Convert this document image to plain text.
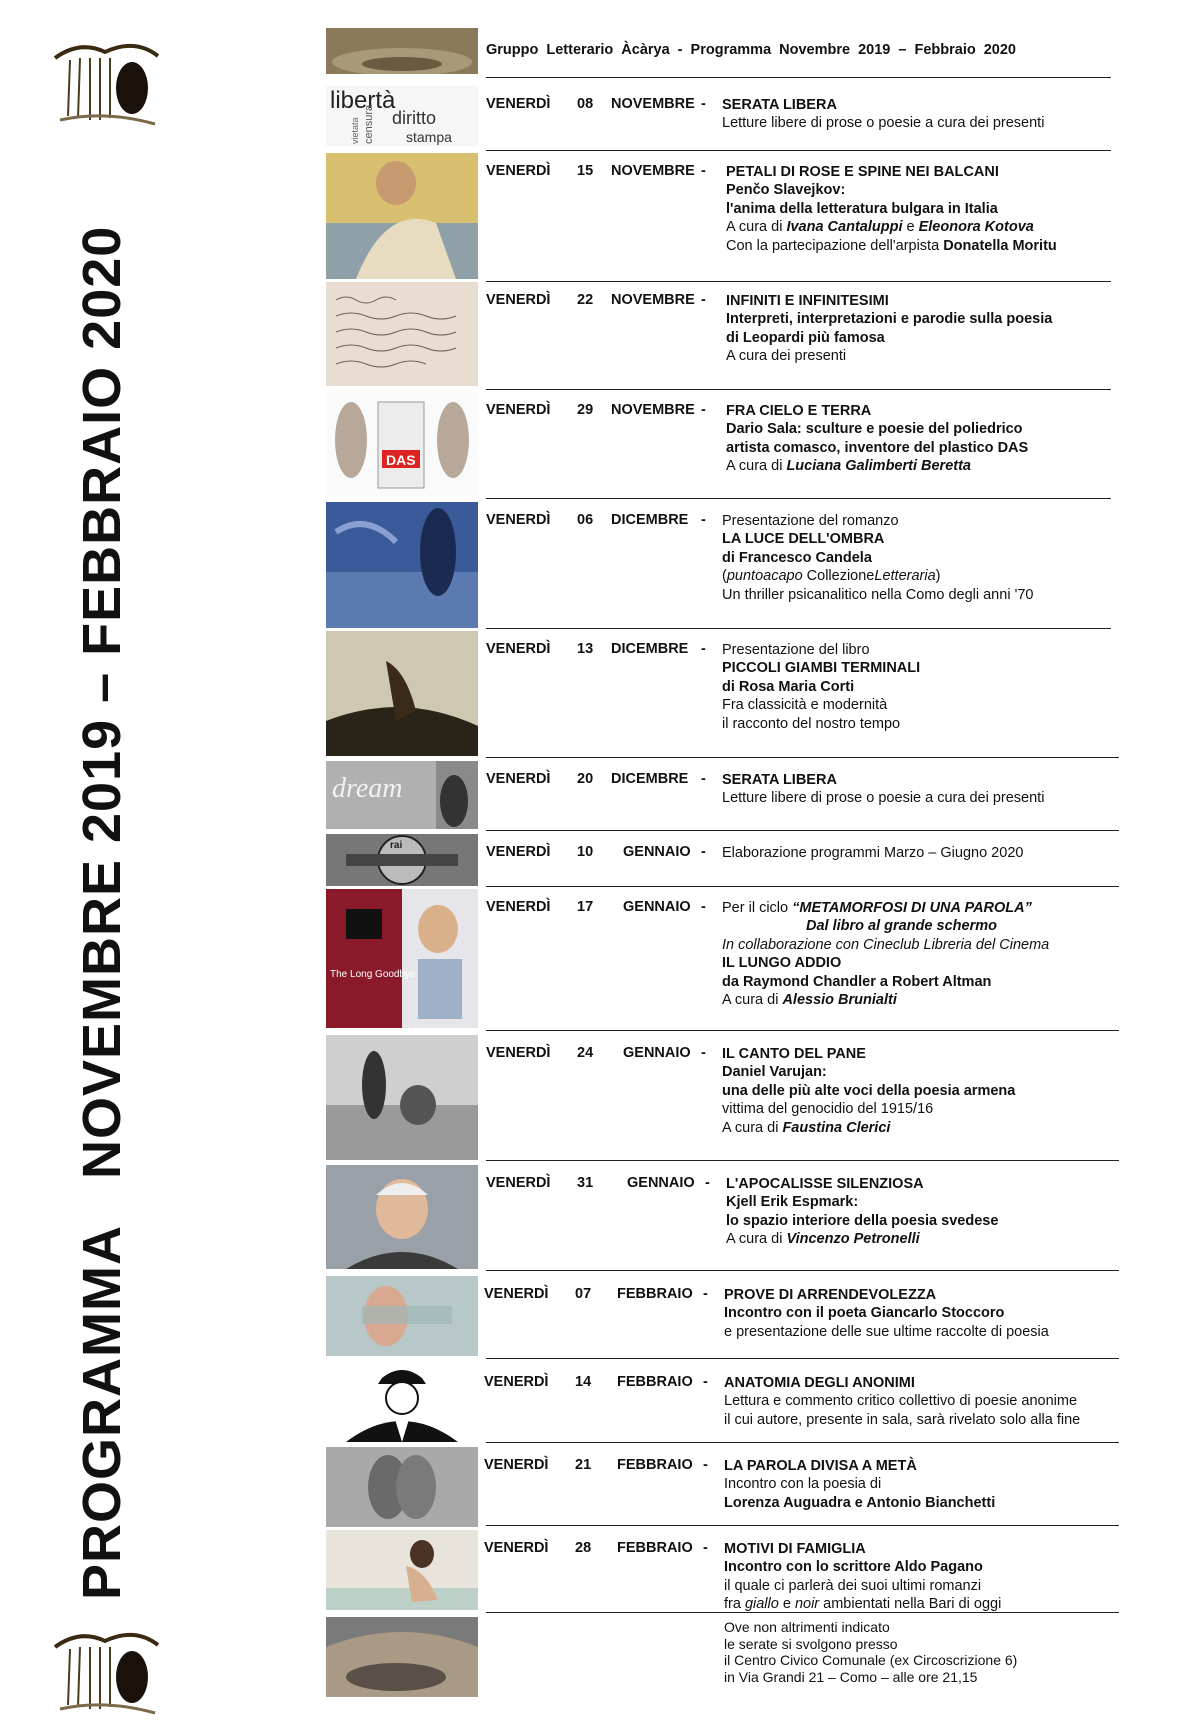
PROGRAMMA   NOVEMBRE 2019 – FEBBRAIO 2020
Gruppo Letterario Àcàrya - Programma Novembre 2019 – Febbraio 2020
libertà
diritto
stampa
censura
vietata
VENERDÌ 08 NOVEMBRE - SERATA LIBERA
Letture libere di prose o poesie a cura dei presenti
VENERDÌ 15 NOVEMBRE - PETALI DI ROSE E SPINE NEI BALCANI
Penčo Slavejkov:
l'anima della letteratura bulgara in Italia
A cura di Ivana Cantaluppi e Eleonora Kotova
Con la partecipazione dell'arpista Donatella Moritu
VENERDÌ 22 NOVEMBRE - INFINITI E INFINITESIMI
Interpreti, interpretazioni e parodie sulla poesia
di Leopardi più famosa
A cura dei presenti
DAS
VENERDÌ 29 NOVEMBRE - FRA CIELO E TERRA
Dario Sala: sculture e poesie del poliedrico
artista comasco, inventore del plastico DAS
A cura di Luciana Galimberti Beretta
VENERDÌ 06 DICEMBRE - Presentazione del romanzo
LA LUCE DELL'OMBRA
di Francesco Candela
(puntoacapo CollezioneLetteraria)
Un thriller psicanalitico nella Como degli anni '70
VENERDÌ 13 DICEMBRE - Presentazione del libro
PICCOLI GIAMBI TERMINALI
di Rosa Maria Corti
Fra classicità e modernità
il racconto del nostro tempo
dream	VENERDÌ 20 DICEMBRE - SERATA LIBERA
Letture libere di prose o poesie a cura dei presenti
rai	VENERDÌ 10 GENNAIO - Elaborazione programmi Marzo – Giugno 2020
The Long Goodbye
VENERDÌ 17 GENNAIO - Per il ciclo “METAMORFOSI DI UNA PAROLA”
Dal libro al grande schermo
In collaborazione con Cineclub Libreria del Cinema
IL LUNGO ADDIO
da Raymond Chandler a Robert Altman
A cura di Alessio Brunialti
VENERDÌ 24 GENNAIO - IL CANTO DEL PANE
Daniel Varujan:
una delle più alte voci della poesia armena
vittima del genocidio del 1915/16
A cura di Faustina Clerici
VENERDÌ 31 GENNAIO - L'APOCALISSE SILENZIOSA
Kjell Erik Espmark:
lo spazio interiore della poesia svedese
A cura di Vincenzo Petronelli
VENERDÌ 07 FEBBRAIO - PROVE DI ARRENDEVOLEZZA
Incontro con il poeta Giancarlo Stoccoro
e presentazione delle sue ultime raccolte di poesia
VENERDÌ 14 FEBBRAIO - ANATOMIA DEGLI ANONIMI
Lettura e commento critico collettivo di poesie anonime
il cui autore, presente in sala, sarà rivelato solo alla fine
VENERDÌ 21 FEBBRAIO - LA PAROLA DIVISA A METÀ
Incontro con la poesia di
Lorenza Auguadra e Antonio Bianchetti
VENERDÌ 28 FEBBRAIO - MOTIVI DI FAMIGLIA
Incontro con lo scrittore Aldo Pagano
il quale ci parlerà dei suoi ultimi romanzi
fra giallo e noir ambientati nella Bari di oggi
Ove non altrimenti indicato
le serate si svolgono presso
il Centro Civico Comunale (ex Circoscrizione 6)
in Via Grandi 21 – Como – alle ore 21,15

::::::::

> [REQUIREMENTS]:
Pictures stay out; repeat all the rest of the records exactly.

> [RESULT]:
Convert this document image to plain text.
PROGRAMMA   NOVEMBRE 2019 – FEBBRAIO 2020
Gruppo Letterario Àcàrya - Programma Novembre 2019 – Febbraio 2020
libertà
diritto
stampa
censura
vietata
VENERDÌ 08 NOVEMBRE - SERATA LIBERA
Letture libere di prose o poesie a cura dei presenti
VENERDÌ 15 NOVEMBRE - PETALI DI ROSE E SPINE NEI BALCANI
Penčo Slavejkov:
l'anima della letteratura bulgara in Italia
A cura di Ivana Cantaluppi e Eleonora Kotova
Con la partecipazione dell'arpista Donatella Moritu
VENERDÌ 22 NOVEMBRE - INFINITI E INFINITESIMI
Interpreti, interpretazioni e parodie sulla poesia
di Leopardi più famosa
A cura dei presenti
DAS
VENERDÌ 29 NOVEMBRE - FRA CIELO E TERRA
Dario Sala: sculture e poesie del poliedrico
artista comasco, inventore del plastico DAS
A cura di Luciana Galimberti Beretta
VENERDÌ 06 DICEMBRE - Presentazione del romanzo
LA LUCE DELL'OMBRA
di Francesco Candela
(puntoacapo CollezioneLetteraria)
Un thriller psicanalitico nella Como degli anni '70
VENERDÌ 13 DICEMBRE - Presentazione del libro
PICCOLI GIAMBI TERMINALI
di Rosa Maria Corti
Fra classicità e modernità
il racconto del nostro tempo
dream	VENERDÌ 20 DICEMBRE - SERATA LIBERA
Letture libere di prose o poesie a cura dei presenti
rai	VENERDÌ 10 GENNAIO - Elaborazione programmi Marzo – Giugno 2020
The Long Goodbye
VENERDÌ 17 GENNAIO - Per il ciclo “METAMORFOSI DI UNA PAROLA”
Dal libro al grande schermo
In collaborazione con Cineclub Libreria del Cinema
IL LUNGO ADDIO
da Raymond Chandler a Robert Altman
A cura di Alessio Brunialti
VENERDÌ 24 GENNAIO - IL CANTO DEL PANE
Daniel Varujan:
una delle più alte voci della poesia armena
vittima del genocidio del 1915/16
A cura di Faustina Clerici
VENERDÌ 31 GENNAIO - L'APOCALISSE SILENZIOSA
Kjell Erik Espmark:
lo spazio interiore della poesia svedese
A cura di Vincenzo Petronelli
VENERDÌ 07 FEBBRAIO - PROVE DI ARRENDEVOLEZZA
Incontro con il poeta Giancarlo Stoccoro
e presentazione delle sue ultime raccolte di poesia
VENERDÌ 14 FEBBRAIO - ANATOMIA DEGLI ANONIMI
Lettura e commento critico collettivo di poesie anonime
il cui autore, presente in sala, sarà rivelato solo alla fine
VENERDÌ 21 FEBBRAIO - LA PAROLA DIVISA A METÀ
Incontro con la poesia di
Lorenza Auguadra e Antonio Bianchetti
VENERDÌ 28 FEBBRAIO - MOTIVI DI FAMIGLIA
Incontro con lo scrittore Aldo Pagano
il quale ci parlerà dei suoi ultimi romanzi
fra giallo e noir ambientati nella Bari di oggi
Ove non altrimenti indicato
le serate si svolgono presso
il Centro Civico Comunale (ex Circoscrizione 6)
in Via Grandi 21 – Como – alle ore 21,15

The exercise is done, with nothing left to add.